To do
Gather all lines in the entries below that include the word "likes".

Records provided
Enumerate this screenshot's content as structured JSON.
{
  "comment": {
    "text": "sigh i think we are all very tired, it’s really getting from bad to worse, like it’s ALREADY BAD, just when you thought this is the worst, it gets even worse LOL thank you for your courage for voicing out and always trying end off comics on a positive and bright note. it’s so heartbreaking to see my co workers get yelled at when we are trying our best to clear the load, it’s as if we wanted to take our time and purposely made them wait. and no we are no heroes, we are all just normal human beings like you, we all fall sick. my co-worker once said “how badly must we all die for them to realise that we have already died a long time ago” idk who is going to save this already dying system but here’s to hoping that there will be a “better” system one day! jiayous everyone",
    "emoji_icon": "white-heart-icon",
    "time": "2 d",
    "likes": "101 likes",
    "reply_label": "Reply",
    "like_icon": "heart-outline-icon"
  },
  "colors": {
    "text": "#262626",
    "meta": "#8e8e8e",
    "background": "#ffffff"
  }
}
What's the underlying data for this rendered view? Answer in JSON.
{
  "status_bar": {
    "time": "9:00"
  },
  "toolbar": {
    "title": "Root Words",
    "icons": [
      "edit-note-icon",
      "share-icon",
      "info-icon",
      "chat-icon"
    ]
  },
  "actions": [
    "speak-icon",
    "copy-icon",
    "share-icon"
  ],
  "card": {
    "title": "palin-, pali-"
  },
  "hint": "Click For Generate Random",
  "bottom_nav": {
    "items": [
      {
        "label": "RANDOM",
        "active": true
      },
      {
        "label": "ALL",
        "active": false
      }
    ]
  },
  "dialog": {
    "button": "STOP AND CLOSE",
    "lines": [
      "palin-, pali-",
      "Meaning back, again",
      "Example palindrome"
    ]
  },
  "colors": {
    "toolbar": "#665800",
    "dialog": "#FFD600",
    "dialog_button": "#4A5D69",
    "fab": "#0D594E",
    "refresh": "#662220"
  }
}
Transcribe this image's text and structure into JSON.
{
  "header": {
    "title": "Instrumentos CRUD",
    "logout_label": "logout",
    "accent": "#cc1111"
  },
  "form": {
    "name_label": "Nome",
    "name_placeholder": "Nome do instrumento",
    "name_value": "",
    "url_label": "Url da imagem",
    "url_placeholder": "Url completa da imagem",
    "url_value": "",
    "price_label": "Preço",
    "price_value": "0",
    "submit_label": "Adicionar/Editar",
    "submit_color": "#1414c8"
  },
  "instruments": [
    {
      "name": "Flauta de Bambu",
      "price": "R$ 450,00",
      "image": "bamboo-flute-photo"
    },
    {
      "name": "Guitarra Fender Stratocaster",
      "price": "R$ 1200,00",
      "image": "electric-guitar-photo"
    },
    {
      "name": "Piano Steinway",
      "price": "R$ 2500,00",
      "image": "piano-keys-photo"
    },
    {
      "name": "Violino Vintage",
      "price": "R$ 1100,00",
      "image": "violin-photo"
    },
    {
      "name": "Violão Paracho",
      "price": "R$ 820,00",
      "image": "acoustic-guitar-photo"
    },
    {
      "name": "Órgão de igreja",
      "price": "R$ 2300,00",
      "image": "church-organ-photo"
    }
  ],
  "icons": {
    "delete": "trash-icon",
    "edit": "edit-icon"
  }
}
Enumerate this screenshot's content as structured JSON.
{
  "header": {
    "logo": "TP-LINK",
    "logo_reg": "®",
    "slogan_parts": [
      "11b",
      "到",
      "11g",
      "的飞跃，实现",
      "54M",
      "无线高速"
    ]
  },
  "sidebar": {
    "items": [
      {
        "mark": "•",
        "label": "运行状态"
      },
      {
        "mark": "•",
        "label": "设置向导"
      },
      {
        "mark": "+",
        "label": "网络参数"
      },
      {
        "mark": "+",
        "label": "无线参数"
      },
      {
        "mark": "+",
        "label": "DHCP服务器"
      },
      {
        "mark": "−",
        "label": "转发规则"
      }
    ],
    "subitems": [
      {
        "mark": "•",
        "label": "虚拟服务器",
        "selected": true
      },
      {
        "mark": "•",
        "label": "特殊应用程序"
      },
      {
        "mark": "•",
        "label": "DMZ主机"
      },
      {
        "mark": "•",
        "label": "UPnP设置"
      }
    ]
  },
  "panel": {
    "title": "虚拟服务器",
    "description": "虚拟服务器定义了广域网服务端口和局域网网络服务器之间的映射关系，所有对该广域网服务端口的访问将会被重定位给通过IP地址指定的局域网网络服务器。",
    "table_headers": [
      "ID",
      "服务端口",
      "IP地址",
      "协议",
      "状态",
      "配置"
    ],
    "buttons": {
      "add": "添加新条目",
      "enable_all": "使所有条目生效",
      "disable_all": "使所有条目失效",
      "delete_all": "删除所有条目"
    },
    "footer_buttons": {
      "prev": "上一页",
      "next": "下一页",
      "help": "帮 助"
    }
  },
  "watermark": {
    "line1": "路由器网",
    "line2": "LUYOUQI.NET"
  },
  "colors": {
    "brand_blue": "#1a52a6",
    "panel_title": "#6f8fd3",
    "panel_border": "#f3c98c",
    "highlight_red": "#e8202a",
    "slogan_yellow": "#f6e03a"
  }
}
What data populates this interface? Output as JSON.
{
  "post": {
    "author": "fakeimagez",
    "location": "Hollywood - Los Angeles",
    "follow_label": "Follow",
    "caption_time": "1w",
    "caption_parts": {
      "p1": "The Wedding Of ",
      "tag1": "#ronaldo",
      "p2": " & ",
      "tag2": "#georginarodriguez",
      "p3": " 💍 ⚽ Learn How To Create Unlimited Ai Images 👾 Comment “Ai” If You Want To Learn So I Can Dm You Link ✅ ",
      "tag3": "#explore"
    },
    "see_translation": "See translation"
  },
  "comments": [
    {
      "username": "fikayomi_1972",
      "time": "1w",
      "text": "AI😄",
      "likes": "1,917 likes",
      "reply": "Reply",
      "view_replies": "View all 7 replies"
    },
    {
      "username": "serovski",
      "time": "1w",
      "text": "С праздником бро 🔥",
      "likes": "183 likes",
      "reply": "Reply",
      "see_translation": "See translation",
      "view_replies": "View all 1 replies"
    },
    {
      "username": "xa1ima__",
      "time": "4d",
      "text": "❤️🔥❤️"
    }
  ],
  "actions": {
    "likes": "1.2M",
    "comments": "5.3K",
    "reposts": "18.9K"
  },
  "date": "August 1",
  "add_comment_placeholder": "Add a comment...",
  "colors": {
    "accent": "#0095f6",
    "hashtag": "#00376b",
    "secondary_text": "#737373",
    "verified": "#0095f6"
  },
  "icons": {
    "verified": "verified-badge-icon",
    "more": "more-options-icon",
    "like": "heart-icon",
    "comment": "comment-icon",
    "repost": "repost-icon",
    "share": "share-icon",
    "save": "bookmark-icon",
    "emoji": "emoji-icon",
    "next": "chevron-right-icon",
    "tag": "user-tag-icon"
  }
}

The solution
    "likes": "101 likes",
      "likes": "1,917 likes",
      "likes": "183 likes",
    "likes": "1.2M",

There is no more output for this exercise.